## begin RECORDS FOR PROCESSING

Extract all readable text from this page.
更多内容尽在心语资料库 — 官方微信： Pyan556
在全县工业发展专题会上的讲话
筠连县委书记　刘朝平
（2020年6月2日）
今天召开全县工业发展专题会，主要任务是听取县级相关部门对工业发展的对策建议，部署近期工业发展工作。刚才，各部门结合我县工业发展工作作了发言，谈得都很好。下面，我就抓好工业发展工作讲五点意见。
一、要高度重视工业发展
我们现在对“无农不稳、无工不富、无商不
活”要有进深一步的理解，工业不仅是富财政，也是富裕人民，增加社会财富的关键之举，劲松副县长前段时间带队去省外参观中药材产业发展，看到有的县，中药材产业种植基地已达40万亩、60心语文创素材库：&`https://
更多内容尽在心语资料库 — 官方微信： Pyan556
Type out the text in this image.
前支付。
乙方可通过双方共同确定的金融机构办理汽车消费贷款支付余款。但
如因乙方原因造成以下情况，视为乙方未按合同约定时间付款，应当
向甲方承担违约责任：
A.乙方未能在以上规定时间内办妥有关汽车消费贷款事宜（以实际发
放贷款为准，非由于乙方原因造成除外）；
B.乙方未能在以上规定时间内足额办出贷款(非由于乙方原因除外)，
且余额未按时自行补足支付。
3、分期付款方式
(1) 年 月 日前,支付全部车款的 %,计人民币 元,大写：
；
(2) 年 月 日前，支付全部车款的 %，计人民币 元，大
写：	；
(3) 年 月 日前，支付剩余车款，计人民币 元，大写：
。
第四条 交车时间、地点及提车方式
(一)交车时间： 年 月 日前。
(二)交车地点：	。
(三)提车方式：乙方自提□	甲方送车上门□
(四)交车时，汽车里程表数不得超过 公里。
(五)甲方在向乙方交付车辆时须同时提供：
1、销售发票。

## end RECORDS FOR PROCESSING

SET PROBLEM
Copy each line of the entries that includes the word "text".

FULL OUTPUT
Extract all readable text from this page.
Type out the text in this image.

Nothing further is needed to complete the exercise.